● **Task**: Your task is to gather the lines below that hold the string "mind".

● **Information shown**:
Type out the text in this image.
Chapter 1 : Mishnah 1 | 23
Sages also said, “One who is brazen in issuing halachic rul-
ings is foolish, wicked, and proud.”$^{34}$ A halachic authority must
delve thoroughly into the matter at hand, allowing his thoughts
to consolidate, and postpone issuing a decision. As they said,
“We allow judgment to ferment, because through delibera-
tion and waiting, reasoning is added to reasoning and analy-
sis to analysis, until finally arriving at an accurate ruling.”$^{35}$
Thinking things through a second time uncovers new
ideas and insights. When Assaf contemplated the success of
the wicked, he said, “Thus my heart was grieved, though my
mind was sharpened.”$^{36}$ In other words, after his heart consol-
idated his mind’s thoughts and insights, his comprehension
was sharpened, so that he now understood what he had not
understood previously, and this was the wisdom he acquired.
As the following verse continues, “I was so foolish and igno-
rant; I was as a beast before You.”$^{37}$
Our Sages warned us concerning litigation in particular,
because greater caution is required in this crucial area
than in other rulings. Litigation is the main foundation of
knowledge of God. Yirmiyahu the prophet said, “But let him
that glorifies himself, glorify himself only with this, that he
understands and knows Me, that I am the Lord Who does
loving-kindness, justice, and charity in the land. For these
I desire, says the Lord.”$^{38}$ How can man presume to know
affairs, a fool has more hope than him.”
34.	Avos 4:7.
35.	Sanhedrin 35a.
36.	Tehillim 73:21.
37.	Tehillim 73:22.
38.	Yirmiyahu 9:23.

* * *

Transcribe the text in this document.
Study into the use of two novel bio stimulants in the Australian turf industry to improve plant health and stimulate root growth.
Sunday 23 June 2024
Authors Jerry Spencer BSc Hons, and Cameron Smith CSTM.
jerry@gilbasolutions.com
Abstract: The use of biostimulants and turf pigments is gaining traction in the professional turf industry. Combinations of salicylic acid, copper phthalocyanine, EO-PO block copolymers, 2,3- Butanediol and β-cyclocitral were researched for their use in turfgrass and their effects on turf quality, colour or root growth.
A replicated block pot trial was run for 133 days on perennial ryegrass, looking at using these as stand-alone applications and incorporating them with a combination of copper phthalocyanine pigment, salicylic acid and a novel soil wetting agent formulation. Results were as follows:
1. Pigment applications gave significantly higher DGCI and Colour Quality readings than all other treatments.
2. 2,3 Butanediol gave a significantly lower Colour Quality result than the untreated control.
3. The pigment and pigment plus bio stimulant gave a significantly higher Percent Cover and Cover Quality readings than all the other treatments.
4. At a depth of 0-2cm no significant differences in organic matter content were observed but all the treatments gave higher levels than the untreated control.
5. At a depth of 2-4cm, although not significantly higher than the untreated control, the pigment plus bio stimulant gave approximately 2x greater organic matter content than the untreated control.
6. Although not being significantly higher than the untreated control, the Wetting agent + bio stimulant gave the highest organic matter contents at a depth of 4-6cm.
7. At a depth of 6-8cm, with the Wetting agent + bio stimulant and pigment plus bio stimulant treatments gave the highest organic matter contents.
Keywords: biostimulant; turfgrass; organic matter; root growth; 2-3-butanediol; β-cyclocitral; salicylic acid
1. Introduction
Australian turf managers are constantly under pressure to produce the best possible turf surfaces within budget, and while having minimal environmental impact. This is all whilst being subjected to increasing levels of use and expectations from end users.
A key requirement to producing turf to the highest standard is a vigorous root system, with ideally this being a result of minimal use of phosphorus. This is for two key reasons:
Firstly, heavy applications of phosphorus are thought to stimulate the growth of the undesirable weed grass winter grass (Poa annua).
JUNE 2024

...

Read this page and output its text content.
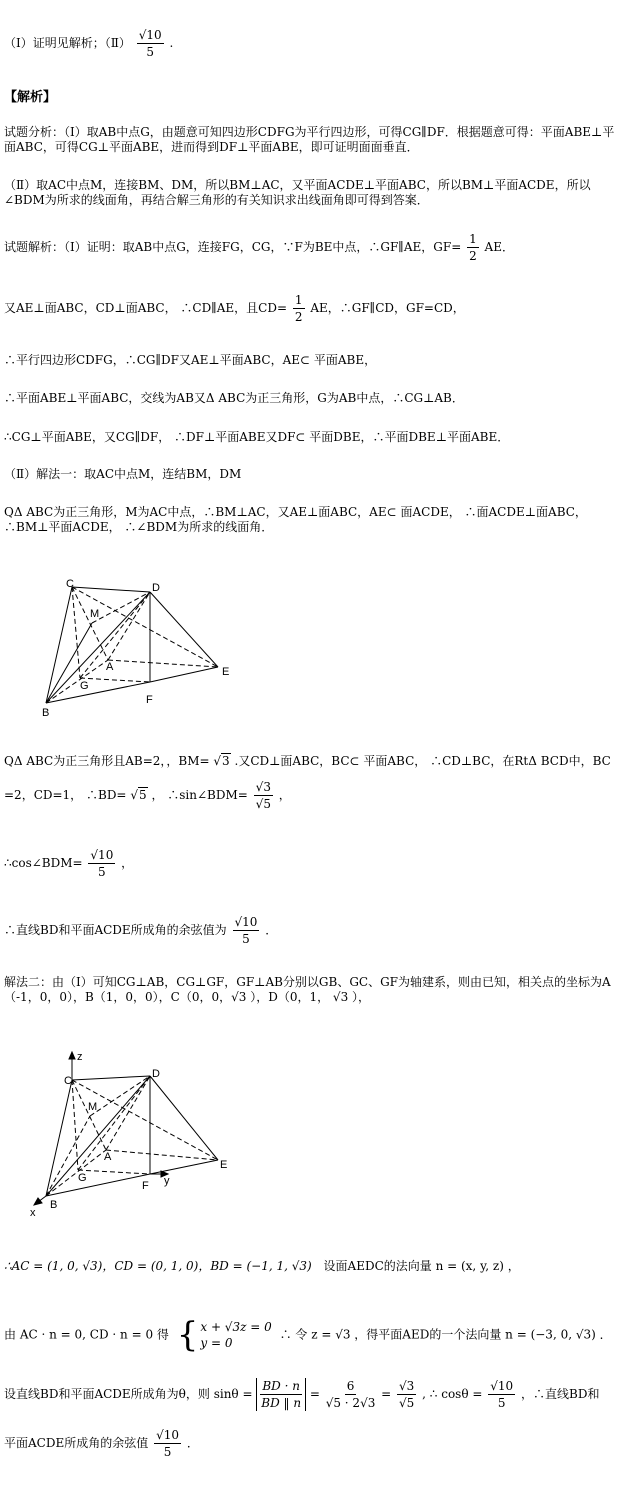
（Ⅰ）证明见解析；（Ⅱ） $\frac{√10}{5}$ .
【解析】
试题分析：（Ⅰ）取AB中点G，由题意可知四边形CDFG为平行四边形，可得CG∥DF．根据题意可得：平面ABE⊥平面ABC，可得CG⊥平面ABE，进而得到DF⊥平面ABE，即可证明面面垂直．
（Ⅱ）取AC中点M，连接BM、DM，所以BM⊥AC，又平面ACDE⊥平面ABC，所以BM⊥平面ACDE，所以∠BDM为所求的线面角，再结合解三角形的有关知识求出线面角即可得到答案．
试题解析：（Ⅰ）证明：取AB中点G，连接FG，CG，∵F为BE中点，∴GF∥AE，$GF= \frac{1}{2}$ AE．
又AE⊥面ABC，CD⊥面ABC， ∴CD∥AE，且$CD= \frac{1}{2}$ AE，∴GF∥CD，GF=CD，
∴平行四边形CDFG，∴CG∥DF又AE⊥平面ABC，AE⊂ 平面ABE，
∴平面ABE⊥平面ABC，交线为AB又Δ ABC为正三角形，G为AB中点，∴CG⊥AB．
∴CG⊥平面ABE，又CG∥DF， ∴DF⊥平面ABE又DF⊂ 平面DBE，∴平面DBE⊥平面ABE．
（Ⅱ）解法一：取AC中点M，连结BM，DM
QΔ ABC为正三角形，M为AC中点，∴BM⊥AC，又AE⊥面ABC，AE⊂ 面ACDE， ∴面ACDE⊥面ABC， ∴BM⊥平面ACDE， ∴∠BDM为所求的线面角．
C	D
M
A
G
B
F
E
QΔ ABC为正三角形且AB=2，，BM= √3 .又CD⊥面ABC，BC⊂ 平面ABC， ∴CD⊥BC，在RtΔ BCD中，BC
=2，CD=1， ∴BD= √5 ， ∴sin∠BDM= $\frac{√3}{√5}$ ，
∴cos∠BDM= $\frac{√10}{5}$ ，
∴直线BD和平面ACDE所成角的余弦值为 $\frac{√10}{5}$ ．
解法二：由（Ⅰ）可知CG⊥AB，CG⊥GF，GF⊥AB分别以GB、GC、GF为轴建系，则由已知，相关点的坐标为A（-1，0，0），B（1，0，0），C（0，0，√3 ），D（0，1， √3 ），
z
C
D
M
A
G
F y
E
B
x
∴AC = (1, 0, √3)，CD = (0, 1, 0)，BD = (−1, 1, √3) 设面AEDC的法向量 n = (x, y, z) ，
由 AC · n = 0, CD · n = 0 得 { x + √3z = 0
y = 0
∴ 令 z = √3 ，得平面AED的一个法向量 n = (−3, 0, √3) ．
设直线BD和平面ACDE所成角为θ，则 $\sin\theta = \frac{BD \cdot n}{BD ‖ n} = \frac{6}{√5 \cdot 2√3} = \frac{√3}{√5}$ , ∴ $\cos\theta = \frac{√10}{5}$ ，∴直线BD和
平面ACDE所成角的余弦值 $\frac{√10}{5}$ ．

● **Response to the task**:
mind was sharpened.”$^{36}$ In other words, after his heart consol-
idated his mind’s thoughts and insights, his comprehension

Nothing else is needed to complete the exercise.